La limosna no tiene mérito y valor para el alma hasta que está acompañada de esfuerzos para corregirnos del orgullo, el odio, la envidia, la ociosidad, la pereza, la glotonería, la fornicación, la mentira, el fraude y los demás pecados. Pero si el hombre se olvida de corregir su corazón y cuenta con su limosna para corregir todo, se engaña singularmente, porque lo que construye una mano, la otra lo destruye.

La limosna dada a regañadientes no tiene provecho para quien la da, porque la parte material de la limosna no pertenece a este último, siendo un don de Dios. Sólo el movimiento del corazón le pertenece. Es por ello que hay muchas limosnas que no pueden ser atribuidas más que a la vanidad, habiendo sido dadas de mala gana, con pesar y sin estima por la persona del indigente, igual que mucha gente hospitalaria no lo es más que por vanidad, disimilando su verdadero sentimiento y no teniendo más que un objetivo: exhibir su fasto ante sus comensales. Que nuestras ofrendas al prójimo sean, pues, ofrecidas con un corazón sincero, sobre el altar mismo de la caridad. Porque Dios ama a quien da con alegría (2 Co. 9, 7).

**Qué se pide**
**a.** Reescribe el fragmento del texto sobre la limosna que comienza en las palabras "La limosna no tiene" y termina después de "otra lo destruye.", y cambia "limosna" por "ofrenda".
**b.** Según el texto sobre la limosna, ¿qué es lo único que le pertenece a quien da una limosna?
**c.** Resume de forma más breve el párrafo del texto sobre la limosna que empieza con "La limosna dada a regañadientes", conservando sus ideas principales.

Datos de comprensión de documentos
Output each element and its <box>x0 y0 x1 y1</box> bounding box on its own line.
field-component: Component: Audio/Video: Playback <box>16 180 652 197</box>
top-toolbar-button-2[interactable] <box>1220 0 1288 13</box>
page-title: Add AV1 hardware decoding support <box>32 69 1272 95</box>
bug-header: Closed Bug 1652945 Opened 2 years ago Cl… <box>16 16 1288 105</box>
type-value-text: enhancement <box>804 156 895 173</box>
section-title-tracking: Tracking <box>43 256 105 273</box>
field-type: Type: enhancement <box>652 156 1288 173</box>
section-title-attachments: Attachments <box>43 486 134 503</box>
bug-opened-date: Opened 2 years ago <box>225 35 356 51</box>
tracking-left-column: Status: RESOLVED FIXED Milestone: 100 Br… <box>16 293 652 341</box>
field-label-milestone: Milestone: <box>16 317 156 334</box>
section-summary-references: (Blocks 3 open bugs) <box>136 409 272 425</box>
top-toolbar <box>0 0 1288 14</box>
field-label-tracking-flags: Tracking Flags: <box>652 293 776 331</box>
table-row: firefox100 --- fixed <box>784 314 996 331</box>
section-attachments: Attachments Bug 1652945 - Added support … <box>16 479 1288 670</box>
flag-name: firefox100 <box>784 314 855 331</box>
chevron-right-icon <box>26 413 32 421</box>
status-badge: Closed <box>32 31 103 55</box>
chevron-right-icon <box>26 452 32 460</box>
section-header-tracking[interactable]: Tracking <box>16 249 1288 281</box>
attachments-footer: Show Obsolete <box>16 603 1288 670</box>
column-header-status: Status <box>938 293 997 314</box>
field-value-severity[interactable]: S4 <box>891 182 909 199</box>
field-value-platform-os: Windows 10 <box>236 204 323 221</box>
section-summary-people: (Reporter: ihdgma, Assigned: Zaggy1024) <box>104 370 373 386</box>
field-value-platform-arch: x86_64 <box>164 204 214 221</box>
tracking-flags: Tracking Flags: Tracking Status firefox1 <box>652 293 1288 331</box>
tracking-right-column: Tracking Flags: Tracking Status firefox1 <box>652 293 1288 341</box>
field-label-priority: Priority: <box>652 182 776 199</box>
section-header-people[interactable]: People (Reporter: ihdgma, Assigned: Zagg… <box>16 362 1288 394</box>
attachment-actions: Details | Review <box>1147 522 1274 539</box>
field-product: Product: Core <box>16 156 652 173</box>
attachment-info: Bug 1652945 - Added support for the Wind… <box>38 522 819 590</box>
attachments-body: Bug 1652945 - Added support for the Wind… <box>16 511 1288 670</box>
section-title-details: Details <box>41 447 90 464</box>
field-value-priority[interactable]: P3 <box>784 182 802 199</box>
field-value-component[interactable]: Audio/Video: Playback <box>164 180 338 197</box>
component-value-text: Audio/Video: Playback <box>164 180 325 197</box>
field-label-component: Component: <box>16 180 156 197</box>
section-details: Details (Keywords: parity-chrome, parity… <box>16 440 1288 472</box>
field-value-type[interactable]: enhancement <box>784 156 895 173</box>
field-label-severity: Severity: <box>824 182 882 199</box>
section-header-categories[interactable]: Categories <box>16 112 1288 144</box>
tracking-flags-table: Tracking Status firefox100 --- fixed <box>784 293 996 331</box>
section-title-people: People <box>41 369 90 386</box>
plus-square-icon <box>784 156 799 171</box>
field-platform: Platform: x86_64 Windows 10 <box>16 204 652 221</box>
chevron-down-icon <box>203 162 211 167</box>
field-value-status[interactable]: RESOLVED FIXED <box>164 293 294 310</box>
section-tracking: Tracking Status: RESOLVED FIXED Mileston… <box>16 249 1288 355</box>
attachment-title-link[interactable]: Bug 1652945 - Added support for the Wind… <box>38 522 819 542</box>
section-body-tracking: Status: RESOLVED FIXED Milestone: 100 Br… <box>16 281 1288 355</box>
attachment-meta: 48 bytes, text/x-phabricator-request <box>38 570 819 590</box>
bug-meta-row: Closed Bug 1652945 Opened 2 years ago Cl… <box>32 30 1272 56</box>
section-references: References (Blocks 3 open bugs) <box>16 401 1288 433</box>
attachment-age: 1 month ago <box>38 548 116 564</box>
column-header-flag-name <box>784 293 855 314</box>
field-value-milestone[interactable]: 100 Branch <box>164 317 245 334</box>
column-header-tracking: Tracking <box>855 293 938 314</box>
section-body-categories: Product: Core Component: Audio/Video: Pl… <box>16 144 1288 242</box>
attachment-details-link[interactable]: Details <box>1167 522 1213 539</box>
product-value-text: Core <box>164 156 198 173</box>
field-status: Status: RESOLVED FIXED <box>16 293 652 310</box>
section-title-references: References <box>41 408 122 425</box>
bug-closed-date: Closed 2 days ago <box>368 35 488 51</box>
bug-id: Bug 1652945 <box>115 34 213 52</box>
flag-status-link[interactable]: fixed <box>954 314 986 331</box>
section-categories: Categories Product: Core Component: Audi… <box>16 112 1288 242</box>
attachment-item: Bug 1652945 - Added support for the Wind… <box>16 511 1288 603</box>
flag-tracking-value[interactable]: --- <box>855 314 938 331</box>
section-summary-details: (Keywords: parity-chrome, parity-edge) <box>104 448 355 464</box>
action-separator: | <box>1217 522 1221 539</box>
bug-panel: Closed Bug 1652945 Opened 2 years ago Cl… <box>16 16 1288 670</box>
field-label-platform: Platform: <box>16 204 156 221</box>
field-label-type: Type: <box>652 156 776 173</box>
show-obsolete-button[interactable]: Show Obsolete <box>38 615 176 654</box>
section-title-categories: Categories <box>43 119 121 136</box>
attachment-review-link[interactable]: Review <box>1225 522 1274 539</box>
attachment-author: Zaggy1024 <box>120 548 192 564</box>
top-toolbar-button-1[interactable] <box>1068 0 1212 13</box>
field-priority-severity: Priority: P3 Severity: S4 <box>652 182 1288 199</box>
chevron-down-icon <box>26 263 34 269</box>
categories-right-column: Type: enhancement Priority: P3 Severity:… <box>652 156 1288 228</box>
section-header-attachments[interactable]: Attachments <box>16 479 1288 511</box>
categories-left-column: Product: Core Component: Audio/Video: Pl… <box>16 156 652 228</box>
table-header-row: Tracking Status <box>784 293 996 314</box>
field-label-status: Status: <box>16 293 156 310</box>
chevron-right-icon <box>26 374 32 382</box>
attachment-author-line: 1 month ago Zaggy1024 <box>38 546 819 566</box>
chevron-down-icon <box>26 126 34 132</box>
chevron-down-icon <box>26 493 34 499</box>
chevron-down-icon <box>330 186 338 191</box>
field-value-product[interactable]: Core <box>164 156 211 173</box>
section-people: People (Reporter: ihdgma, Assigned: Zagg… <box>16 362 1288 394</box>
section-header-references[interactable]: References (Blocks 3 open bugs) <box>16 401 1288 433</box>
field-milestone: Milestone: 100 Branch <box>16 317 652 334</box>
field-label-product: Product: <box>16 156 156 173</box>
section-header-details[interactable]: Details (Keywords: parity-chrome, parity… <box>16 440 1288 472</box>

**Respuestas de la actividad**
**a.**
La ofrenda no tiene mérito y valor para el alma hasta que está acompañada de esfuerzos para corregirnos del orgullo, el odio, la envidia, la ociosidad, la pereza, la glotonería, la fornicación, la mentira, el fraude y los demás pecados. Pero si el hombre se olvida de corregir su corazón y cuenta con su ofrenda para corregir todo, se engaña singularmente, porque lo que construye una mano, la otra lo destruye.

**b.** Solo le pertenece el movimiento del corazón.

**c.** La limosna dada de mala gana no aprovecha a quien la da. Lo material es un don de Dios y a quien da solo le pertenece el movimiento del corazón. Muchas limosnas se dan con pesar y sin estima por el indigente, y nacen solo de la vanidad. Lo mismo ocurre con mucha gente hospitalaria, que solo busca exhibir su fasto ante sus comensales. Las ofrendas al prójimo deben darse con un corazón sincero, porque Dios ama a quien da con alegría (2 Co. 9, 7).